La decisión del fiscal general español de ordenar la apertura de una investigación sobre un posible genocidio en Gaza responde a la gravedad de los hechos denunciados, pero plantea dudas sobre su viabilidad jurídica real. No se trata de estar a favor o en contra, sino de lo que se puede o no se puede hacer, porque las instituciones judiciales deben regirse por la legalidad, no en función de una estrategia política. Que conste que, particularmente, puedo estar a favor y no haría ascos a que se investigara. Pero mi opinión no tiene por qué estar basada en lo que la legislación permite, sino en algo mucho más sencillo: mi asqueo y repugnancia por la situación a la que se ha llegado. El derecho penal internacional requiere una base de competencia clara: conexión con víctimas españolas, aplicación del principio de jurisdicción universal o incorporación expresa en la legislación nacional. Sin embargo, la experiencia muestra que estas investigaciones terminan a menudo archivadas por falta de pruebas directas, obstáculos diplomáticos o colisión con investigaciones de tribunales internacionales. Por tanto, se corre el riesgo de un movimiento más simbólico que eficaz.

El carácter simbólico no es en sí negativo, porque sirve para enviar un mensaje de compromiso con los derechos humanos, pero si no va acompañado de resultados procesales consistentes, puede degenerar en una acción percibida como política o mediática. En ese sentido, la figura de la fiscal Dolores Delgado, con una trayectoria pública muy marcada y discutida, introduce un elemento adicional de sospecha sobre la independencia de la iniciativa, lo que alimenta la crítica de que se trata más de un gesto de política exterior que de un acto de estricta justicia penal. No olvidemos que Delgado, ministra de Justicia de Pedro Sánchez entre 2018 y 2020 y fiscal general del Estado entre 2020 y 2022, dejó su cargo a Álvaro García Ortiz, quien ahora la recupera para este menester al ser fiscal de Sala en materia de Derechos Humanos y Memoria Democrática. Se parece mucho a un reparto de papeles entre personas de un mismo color político en función de las necesidades del Gobierno.

** Tarea propuesta 1 **
Responde a partir del fragmento sobre la investigación por un posible genocidio en Gaza:
(a) ¿Qué tres bases de competencia requiere el derecho penal internacional, según el texto?
(b) ¿Qué cargos ocupó Dolores Delgado y en qué años?
(c) ¿Quién recupera ahora a Delgado para este menester?
** Tarea propuesta 2 **
Redacta la continuación del fragmento sobre la investigación por un posible genocidio en Gaza a partir de su última oración.

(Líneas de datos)

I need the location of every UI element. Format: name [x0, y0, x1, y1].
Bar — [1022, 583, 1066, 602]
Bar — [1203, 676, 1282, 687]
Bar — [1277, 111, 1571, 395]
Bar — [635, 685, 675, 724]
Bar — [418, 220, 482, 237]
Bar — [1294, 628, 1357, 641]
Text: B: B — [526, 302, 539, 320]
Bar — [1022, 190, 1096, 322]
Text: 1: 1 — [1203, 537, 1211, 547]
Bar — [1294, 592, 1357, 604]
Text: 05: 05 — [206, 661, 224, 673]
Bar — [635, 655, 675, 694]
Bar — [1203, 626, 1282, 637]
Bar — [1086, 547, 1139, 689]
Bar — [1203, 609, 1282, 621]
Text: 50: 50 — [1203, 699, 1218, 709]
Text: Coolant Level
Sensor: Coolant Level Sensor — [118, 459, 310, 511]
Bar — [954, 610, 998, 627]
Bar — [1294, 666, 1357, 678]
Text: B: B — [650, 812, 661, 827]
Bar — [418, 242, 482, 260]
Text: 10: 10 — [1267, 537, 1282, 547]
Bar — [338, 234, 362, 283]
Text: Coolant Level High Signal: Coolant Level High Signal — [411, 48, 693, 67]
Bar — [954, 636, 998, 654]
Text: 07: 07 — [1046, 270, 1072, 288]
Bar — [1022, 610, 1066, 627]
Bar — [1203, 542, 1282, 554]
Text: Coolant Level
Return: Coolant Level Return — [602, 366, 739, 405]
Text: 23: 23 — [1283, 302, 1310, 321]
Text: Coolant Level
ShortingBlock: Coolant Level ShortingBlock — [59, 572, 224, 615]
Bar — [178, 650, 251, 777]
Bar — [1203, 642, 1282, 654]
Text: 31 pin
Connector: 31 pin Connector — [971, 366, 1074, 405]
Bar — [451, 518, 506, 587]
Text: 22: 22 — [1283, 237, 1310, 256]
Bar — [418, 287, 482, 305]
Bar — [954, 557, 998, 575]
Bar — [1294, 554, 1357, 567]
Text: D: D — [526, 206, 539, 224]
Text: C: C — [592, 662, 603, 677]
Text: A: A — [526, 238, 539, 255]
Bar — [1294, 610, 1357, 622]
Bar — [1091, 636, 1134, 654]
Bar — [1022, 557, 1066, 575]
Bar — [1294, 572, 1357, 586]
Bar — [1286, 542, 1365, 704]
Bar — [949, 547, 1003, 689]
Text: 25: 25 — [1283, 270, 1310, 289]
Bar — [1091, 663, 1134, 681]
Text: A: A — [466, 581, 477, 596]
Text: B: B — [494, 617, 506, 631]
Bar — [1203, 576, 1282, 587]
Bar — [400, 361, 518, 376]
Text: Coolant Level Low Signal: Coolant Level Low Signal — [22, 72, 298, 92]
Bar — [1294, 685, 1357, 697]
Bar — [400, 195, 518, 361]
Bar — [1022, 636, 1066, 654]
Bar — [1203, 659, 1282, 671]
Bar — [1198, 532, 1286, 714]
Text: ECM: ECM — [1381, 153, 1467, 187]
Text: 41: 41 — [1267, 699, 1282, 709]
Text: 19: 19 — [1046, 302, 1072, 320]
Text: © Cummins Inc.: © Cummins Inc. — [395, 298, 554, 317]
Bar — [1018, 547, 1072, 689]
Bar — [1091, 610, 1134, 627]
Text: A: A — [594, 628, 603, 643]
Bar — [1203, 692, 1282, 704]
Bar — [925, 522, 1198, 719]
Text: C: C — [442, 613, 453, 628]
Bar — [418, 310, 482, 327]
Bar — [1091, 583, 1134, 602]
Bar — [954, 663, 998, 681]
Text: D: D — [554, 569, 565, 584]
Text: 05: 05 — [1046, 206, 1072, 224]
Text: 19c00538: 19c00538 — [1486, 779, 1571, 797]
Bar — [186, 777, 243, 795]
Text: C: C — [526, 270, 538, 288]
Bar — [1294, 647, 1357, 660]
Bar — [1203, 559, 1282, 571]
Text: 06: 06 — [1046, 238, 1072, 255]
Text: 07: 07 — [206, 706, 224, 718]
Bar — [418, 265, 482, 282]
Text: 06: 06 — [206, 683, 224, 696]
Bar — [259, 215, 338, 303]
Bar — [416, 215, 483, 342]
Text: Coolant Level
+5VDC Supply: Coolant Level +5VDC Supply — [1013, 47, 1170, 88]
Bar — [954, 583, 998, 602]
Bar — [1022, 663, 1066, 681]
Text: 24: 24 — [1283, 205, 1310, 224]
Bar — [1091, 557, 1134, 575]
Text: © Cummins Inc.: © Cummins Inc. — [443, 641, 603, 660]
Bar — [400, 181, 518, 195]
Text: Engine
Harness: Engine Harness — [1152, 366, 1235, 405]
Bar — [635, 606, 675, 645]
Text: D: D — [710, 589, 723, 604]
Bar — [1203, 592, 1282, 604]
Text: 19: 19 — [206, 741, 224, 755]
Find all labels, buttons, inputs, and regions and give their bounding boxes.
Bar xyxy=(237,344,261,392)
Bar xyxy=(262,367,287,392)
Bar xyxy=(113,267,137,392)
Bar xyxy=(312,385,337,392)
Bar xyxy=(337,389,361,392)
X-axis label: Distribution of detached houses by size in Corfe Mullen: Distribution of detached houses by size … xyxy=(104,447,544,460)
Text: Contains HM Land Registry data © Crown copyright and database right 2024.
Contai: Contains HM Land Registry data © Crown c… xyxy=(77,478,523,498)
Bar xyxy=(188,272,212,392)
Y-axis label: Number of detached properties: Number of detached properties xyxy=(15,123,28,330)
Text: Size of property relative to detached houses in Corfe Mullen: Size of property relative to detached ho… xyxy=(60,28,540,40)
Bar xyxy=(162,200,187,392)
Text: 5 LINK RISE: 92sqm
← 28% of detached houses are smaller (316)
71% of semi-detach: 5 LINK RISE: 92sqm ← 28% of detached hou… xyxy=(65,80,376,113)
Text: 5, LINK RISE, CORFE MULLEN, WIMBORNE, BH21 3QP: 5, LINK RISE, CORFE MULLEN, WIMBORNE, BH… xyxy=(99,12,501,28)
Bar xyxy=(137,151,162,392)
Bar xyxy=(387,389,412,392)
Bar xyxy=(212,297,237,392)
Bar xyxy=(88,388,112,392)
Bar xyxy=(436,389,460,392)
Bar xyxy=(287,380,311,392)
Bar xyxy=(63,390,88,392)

** Respuesta esperada 1 **
(a) La conexión con víctimas españolas, la aplicación del principio de jurisdicción universal o la incorporación expresa en la legislación nacional.
(b) Fue ministra de Justicia de Pedro Sánchez entre 2018 y 2020 y fiscal general del Estado entre 2020 y 2022.
(c) Álvaro García Ortiz.

** Respuesta esperada 2 **
Además, la calificación de genocidio exige demostrar la intención de destruir, total o parcialmente, a un grupo protegido, lo cual es un estándar probatorio muy alto. No basta con constatar muertes masivas, ataques indiscriminados o destrucción de infraestructuras civiles; se requiere acreditar un plan o una política sistemática de exterminio. En el caso de la actuación de Israel en Gaza, esa determinación sigue siendo objeto de intenso debate internacional y no cuenta con pronunciamientos definitivos ni siquiera del Tribunal Penal Internacional (TPI), que ya investiga. España se adelanta a una calificación que puede ser vista como prematura y, por tanto, jurídicamente frágil. También surgen dudas sobre la coordinación institucional. Si el TPI ya está examinando la situación en Palestina, el riesgo de duplicidad de esfuerzos es alto. El derecho internacional complementario exige que los Estados actúen cuando el TPI no puede o no quiere hacerlo, no cuando ya existe un procedimiento abierto. Aquí, la acción española puede ser criticada como un movimiento de sobreexposición internacional, que, en lugar de reforzar la justicia universal, puede dispersar recursos y generar ruido político-diplomático.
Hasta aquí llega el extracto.